[Extracted records]
┄┄┄┄┄┄

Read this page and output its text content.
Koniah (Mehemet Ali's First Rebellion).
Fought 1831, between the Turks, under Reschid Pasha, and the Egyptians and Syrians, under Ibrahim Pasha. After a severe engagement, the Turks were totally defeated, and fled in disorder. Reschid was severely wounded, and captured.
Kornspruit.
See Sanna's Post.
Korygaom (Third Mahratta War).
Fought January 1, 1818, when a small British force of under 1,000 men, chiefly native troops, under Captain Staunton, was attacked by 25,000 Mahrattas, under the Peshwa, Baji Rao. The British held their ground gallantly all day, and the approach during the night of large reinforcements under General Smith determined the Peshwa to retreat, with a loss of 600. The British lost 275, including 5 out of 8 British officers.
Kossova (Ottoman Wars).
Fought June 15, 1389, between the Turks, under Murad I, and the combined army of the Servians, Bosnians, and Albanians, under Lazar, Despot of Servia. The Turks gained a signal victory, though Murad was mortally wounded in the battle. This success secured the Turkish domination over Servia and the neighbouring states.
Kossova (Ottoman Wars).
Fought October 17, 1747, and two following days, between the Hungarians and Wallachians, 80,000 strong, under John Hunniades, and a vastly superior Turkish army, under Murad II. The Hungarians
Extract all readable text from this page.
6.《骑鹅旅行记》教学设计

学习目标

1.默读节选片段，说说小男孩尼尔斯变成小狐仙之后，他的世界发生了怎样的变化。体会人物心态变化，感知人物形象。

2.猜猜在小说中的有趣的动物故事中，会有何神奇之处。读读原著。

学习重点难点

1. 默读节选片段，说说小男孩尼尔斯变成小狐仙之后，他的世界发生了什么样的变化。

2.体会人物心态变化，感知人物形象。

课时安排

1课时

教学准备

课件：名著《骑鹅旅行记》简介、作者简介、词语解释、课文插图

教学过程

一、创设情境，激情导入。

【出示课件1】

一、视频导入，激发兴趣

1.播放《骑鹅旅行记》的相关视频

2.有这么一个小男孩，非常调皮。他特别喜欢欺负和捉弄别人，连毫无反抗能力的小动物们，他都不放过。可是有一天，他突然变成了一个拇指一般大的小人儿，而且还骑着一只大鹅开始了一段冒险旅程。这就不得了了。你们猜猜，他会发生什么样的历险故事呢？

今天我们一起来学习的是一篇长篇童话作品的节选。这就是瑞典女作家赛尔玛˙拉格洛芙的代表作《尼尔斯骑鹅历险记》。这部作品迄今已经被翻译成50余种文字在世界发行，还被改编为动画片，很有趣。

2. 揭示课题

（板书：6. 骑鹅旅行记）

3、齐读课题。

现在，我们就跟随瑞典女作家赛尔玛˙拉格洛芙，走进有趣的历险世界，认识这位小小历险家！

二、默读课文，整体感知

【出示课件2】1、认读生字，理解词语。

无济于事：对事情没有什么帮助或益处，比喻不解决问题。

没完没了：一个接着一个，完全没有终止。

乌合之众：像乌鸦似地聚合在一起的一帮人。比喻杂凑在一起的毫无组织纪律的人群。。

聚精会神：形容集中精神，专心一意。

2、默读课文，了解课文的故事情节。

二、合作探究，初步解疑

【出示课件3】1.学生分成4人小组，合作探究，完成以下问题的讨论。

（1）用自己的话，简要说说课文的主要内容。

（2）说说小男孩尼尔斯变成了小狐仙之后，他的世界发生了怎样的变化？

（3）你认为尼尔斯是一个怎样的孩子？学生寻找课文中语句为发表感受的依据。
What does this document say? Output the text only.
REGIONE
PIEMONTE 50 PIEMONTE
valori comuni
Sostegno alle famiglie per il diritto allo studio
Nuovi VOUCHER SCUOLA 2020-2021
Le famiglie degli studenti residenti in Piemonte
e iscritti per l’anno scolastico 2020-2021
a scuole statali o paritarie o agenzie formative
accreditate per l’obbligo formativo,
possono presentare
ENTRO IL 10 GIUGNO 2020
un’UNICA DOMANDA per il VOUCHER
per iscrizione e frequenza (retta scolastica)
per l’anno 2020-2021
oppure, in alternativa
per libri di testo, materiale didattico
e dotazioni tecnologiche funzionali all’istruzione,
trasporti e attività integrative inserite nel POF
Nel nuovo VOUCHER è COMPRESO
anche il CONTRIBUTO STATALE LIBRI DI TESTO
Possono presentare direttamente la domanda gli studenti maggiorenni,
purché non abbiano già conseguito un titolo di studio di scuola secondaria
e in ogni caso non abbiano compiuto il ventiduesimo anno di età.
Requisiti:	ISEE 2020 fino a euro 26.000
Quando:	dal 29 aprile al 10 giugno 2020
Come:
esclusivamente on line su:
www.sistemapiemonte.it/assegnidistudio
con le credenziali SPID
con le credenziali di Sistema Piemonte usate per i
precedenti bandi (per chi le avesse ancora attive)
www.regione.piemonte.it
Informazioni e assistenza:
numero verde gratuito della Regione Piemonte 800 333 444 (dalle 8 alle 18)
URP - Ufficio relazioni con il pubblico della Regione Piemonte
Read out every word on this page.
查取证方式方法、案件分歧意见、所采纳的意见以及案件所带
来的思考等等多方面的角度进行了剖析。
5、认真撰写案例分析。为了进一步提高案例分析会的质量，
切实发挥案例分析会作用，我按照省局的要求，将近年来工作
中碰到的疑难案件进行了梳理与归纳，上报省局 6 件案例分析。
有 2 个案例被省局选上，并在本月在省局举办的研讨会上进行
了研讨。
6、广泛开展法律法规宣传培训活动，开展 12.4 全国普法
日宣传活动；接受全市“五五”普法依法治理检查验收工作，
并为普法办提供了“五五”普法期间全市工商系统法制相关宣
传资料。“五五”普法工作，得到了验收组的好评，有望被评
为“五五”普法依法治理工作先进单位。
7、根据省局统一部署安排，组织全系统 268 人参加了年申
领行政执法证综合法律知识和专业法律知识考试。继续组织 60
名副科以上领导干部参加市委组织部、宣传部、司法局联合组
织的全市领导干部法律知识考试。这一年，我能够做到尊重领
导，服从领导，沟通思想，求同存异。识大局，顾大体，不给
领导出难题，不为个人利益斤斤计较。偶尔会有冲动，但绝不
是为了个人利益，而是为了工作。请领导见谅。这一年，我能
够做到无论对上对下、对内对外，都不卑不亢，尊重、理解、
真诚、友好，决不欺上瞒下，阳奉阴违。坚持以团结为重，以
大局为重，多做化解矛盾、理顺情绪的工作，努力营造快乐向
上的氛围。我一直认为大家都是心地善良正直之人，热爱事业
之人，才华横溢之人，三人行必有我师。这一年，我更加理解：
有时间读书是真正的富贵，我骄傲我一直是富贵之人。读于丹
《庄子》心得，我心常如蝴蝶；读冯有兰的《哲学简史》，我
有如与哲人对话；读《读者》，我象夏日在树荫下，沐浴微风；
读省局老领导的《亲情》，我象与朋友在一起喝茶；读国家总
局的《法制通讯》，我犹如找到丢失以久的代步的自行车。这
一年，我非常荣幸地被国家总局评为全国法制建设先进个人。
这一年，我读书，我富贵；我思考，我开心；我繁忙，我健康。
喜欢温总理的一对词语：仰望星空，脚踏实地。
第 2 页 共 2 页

┄┄┄┄┄┄

## WHAT TO DO
Please output the entries above, every line exactly as it reads.

## RESULT OF THIS TASK
Read this page and output its text content.
Koniah (Mehemet Ali's First Rebellion).
Fought 1831, between the Turks, under Reschid Pasha, and the Egyptians and Syrians, under Ibrahim Pasha. After a severe engagement, the Turks were totally defeated, and fled in disorder. Reschid was severely wounded, and captured.
Kornspruit.
See Sanna's Post.
Korygaom (Third Mahratta War).
Fought January 1, 1818, when a small British force of under 1,000 men, chiefly native troops, under Captain Staunton, was attacked by 25,000 Mahrattas, under the Peshwa, Baji Rao. The British held their ground gallantly all day, and the approach during the night of large reinforcements under General Smith determined the Peshwa to retreat, with a loss of 600. The British lost 275, including 5 out of 8 British officers.
Kossova (Ottoman Wars).
Fought June 15, 1389, between the Turks, under Murad I, and the combined army of the Servians, Bosnians, and Albanians, under Lazar, Despot of Servia. The Turks gained a signal victory, though Murad was mortally wounded in the battle. This success secured the Turkish domination over Servia and the neighbouring states.
Kossova (Ottoman Wars).
Fought October 17, 1747, and two following days, between the Hungarians and Wallachians, 80,000 strong, under John Hunniades, and a vastly superior Turkish army, under Murad II. The Hungarians
Extract all readable text from this page.
6.《骑鹅旅行记》教学设计

学习目标

1.默读节选片段，说说小男孩尼尔斯变成小狐仙之后，他的世界发生了怎样的变化。体会人物心态变化，感知人物形象。

2.猜猜在小说中的有趣的动物故事中，会有何神奇之处。读读原著。

学习重点难点

1. 默读节选片段，说说小男孩尼尔斯变成小狐仙之后，他的世界发生了什么样的变化。

2.体会人物心态变化，感知人物形象。

课时安排

1课时

教学准备

课件：名著《骑鹅旅行记》简介、作者简介、词语解释、课文插图

教学过程

一、创设情境，激情导入。

【出示课件1】

一、视频导入，激发兴趣

1.播放《骑鹅旅行记》的相关视频

2.有这么一个小男孩，非常调皮。他特别喜欢欺负和捉弄别人，连毫无反抗能力的小动物们，他都不放过。可是有一天，他突然变成了一个拇指一般大的小人儿，而且还骑着一只大鹅开始了一段冒险旅程。这就不得了了。你们猜猜，他会发生什么样的历险故事呢？

今天我们一起来学习的是一篇长篇童话作品的节选。这就是瑞典女作家赛尔玛˙拉格洛芙的代表作《尼尔斯骑鹅历险记》。这部作品迄今已经被翻译成50余种文字在世界发行，还被改编为动画片，很有趣。

2. 揭示课题

（板书：6. 骑鹅旅行记）

3、齐读课题。

现在，我们就跟随瑞典女作家赛尔玛˙拉格洛芙，走进有趣的历险世界，认识这位小小历险家！

二、默读课文，整体感知

【出示课件2】1、认读生字，理解词语。

无济于事：对事情没有什么帮助或益处，比喻不解决问题。

没完没了：一个接着一个，完全没有终止。

乌合之众：像乌鸦似地聚合在一起的一帮人。比喻杂凑在一起的毫无组织纪律的人群。。

聚精会神：形容集中精神，专心一意。

2、默读课文，了解课文的故事情节。

二、合作探究，初步解疑

【出示课件3】1.学生分成4人小组，合作探究，完成以下问题的讨论。

（1）用自己的话，简要说说课文的主要内容。

（2）说说小男孩尼尔斯变成了小狐仙之后，他的世界发生了怎样的变化？

（3）你认为尼尔斯是一个怎样的孩子？学生寻找课文中语句为发表感受的依据。
What does this document say? Output the text only.
REGIONE
PIEMONTE 50 PIEMONTE
valori comuni
Sostegno alle famiglie per il diritto allo studio
Nuovi VOUCHER SCUOLA 2020-2021
Le famiglie degli studenti residenti in Piemonte
e iscritti per l’anno scolastico 2020-2021
a scuole statali o paritarie o agenzie formative
accreditate per l’obbligo formativo,
possono presentare
ENTRO IL 10 GIUGNO 2020
un’UNICA DOMANDA per il VOUCHER
per iscrizione e frequenza (retta scolastica)
per l’anno 2020-2021
oppure, in alternativa
per libri di testo, materiale didattico
e dotazioni tecnologiche funzionali all’istruzione,
trasporti e attività integrative inserite nel POF
Nel nuovo VOUCHER è COMPRESO
anche il CONTRIBUTO STATALE LIBRI DI TESTO
Possono presentare direttamente la domanda gli studenti maggiorenni,
purché non abbiano già conseguito un titolo di studio di scuola secondaria
e in ogni caso non abbiano compiuto il ventiduesimo anno di età.
Requisiti:	ISEE 2020 fino a euro 26.000
Quando:	dal 29 aprile al 10 giugno 2020
Come:
esclusivamente on line su:
www.sistemapiemonte.it/assegnidistudio
con le credenziali SPID
con le credenziali di Sistema Piemonte usate per i
precedenti bandi (per chi le avesse ancora attive)
www.regione.piemonte.it
Informazioni e assistenza:
numero verde gratuito della Regione Piemonte 800 333 444 (dalle 8 alle 18)
URP - Ufficio relazioni con il pubblico della Regione Piemonte
Read out every word on this page.
查取证方式方法、案件分歧意见、所采纳的意见以及案件所带
来的思考等等多方面的角度进行了剖析。
5、认真撰写案例分析。为了进一步提高案例分析会的质量，
切实发挥案例分析会作用，我按照省局的要求，将近年来工作
中碰到的疑难案件进行了梳理与归纳，上报省局 6 件案例分析。
有 2 个案例被省局选上，并在本月在省局举办的研讨会上进行
了研讨。
6、广泛开展法律法规宣传培训活动，开展 12.4 全国普法
日宣传活动；接受全市“五五”普法依法治理检查验收工作，
并为普法办提供了“五五”普法期间全市工商系统法制相关宣
传资料。“五五”普法工作，得到了验收组的好评，有望被评
为“五五”普法依法治理工作先进单位。
7、根据省局统一部署安排，组织全系统 268 人参加了年申
领行政执法证综合法律知识和专业法律知识考试。继续组织 60
名副科以上领导干部参加市委组织部、宣传部、司法局联合组
织的全市领导干部法律知识考试。这一年，我能够做到尊重领
导，服从领导，沟通思想，求同存异。识大局，顾大体，不给
领导出难题，不为个人利益斤斤计较。偶尔会有冲动，但绝不
是为了个人利益，而是为了工作。请领导见谅。这一年，我能
够做到无论对上对下、对内对外，都不卑不亢，尊重、理解、
真诚、友好，决不欺上瞒下，阳奉阴违。坚持以团结为重，以
大局为重，多做化解矛盾、理顺情绪的工作，努力营造快乐向
上的氛围。我一直认为大家都是心地善良正直之人，热爱事业
之人，才华横溢之人，三人行必有我师。这一年，我更加理解：
有时间读书是真正的富贵，我骄傲我一直是富贵之人。读于丹
《庄子》心得，我心常如蝴蝶；读冯有兰的《哲学简史》，我
有如与哲人对话；读《读者》，我象夏日在树荫下，沐浴微风；
读省局老领导的《亲情》，我象与朋友在一起喝茶；读国家总
局的《法制通讯》，我犹如找到丢失以久的代步的自行车。这
一年，我非常荣幸地被国家总局评为全国法制建设先进个人。
这一年，我读书，我富贵；我思考，我开心；我繁忙，我健康。
喜欢温总理的一对词语：仰望星空，脚踏实地。
第 2 页 共 2 页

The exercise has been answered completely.